Data to use =

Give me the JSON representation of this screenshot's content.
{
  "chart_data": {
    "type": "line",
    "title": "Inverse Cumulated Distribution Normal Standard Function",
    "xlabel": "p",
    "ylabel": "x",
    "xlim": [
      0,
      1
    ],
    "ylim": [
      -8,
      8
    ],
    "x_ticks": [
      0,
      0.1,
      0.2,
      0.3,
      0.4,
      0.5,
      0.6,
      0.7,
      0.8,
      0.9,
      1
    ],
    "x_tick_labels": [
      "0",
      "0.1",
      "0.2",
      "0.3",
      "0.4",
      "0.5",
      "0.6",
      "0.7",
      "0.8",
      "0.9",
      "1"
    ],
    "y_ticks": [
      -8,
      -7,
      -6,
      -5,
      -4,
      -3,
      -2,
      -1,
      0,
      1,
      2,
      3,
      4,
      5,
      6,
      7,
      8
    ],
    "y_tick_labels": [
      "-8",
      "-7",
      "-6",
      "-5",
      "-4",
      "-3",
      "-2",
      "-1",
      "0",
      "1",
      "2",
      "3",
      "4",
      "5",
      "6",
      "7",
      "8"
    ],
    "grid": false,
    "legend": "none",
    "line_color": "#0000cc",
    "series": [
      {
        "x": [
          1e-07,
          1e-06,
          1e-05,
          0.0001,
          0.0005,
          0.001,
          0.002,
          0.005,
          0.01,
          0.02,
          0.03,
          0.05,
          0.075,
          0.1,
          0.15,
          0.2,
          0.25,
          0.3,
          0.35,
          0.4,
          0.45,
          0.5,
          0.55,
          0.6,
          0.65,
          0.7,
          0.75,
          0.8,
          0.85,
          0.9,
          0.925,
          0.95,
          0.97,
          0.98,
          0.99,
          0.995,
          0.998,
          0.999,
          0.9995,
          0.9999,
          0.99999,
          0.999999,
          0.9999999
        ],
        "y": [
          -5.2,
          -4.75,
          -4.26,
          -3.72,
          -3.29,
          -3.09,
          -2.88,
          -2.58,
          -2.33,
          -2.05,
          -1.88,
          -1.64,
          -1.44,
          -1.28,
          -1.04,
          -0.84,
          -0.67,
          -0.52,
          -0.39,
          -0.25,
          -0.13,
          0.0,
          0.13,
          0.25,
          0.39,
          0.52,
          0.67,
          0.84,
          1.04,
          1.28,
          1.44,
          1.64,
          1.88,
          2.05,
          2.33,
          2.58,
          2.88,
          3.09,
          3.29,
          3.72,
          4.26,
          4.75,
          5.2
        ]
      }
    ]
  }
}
---
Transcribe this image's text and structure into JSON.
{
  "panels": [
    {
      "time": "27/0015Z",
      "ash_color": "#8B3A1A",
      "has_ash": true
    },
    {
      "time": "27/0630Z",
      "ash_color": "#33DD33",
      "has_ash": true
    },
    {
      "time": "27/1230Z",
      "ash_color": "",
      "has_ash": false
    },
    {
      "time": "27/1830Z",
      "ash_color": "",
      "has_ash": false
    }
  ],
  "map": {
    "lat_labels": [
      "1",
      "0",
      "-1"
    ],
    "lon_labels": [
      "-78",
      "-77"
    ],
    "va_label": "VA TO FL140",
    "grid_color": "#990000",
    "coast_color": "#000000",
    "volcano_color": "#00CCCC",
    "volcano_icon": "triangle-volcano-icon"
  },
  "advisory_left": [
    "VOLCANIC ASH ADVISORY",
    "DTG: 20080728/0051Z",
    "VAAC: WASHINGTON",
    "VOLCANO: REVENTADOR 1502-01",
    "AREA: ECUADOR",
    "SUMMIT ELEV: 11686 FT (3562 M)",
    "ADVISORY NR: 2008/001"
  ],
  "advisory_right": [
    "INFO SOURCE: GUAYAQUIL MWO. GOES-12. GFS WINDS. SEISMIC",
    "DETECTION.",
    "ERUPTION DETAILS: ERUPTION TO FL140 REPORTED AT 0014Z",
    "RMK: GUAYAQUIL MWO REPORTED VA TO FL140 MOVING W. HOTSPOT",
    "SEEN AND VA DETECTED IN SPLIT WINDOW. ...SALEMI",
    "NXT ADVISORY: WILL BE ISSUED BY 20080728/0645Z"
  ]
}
--
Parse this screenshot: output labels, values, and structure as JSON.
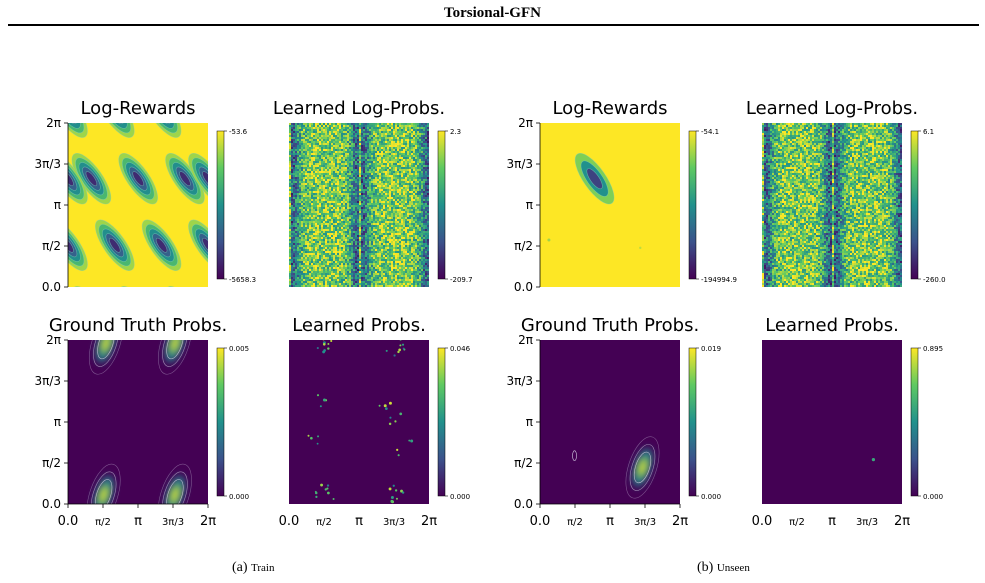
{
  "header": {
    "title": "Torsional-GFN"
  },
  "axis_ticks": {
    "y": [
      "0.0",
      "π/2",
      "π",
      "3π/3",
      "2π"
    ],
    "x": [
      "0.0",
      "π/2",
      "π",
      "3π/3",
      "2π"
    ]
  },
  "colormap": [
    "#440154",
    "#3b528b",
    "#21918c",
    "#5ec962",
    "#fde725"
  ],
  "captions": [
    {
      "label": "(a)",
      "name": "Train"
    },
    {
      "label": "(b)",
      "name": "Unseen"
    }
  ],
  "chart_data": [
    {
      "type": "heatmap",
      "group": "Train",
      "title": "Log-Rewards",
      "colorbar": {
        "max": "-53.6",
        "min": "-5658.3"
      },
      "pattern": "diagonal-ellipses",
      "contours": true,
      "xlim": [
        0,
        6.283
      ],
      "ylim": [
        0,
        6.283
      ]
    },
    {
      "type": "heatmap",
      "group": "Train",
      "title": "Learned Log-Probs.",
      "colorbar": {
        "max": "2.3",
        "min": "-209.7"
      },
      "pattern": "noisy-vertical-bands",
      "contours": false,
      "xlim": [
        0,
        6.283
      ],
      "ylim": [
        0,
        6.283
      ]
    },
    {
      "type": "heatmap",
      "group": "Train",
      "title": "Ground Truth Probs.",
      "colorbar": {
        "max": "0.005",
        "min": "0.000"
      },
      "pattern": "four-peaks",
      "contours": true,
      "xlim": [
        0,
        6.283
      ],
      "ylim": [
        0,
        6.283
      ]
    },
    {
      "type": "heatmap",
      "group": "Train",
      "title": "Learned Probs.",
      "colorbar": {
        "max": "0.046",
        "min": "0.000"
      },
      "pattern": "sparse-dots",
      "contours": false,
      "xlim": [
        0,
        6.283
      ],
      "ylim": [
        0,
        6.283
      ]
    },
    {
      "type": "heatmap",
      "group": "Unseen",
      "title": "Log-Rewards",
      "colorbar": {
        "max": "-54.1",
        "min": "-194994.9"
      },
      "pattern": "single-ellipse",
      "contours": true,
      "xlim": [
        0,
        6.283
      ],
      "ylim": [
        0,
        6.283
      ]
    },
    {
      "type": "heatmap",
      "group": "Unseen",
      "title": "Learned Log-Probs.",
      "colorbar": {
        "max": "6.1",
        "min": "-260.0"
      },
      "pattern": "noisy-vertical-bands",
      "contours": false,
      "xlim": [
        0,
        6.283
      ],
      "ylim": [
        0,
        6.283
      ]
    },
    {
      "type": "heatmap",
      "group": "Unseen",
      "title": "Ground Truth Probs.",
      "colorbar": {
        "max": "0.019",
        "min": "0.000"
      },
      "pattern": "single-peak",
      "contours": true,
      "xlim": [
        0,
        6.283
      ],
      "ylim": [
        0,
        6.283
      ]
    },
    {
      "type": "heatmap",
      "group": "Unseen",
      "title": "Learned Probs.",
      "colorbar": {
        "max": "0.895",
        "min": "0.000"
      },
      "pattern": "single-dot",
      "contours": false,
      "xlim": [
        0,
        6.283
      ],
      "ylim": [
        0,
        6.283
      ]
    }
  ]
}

Challenge = Extract every line containing the string "pattern" from the data above.

Problem solution =
      "pattern": "diagonal-ellipses",
      "pattern": "noisy-vertical-bands",
      "pattern": "four-peaks",
      "pattern": "sparse-dots",
      "pattern": "single-ellipse",
      "pattern": "noisy-vertical-bands",
      "pattern": "single-peak",
      "pattern": "single-dot",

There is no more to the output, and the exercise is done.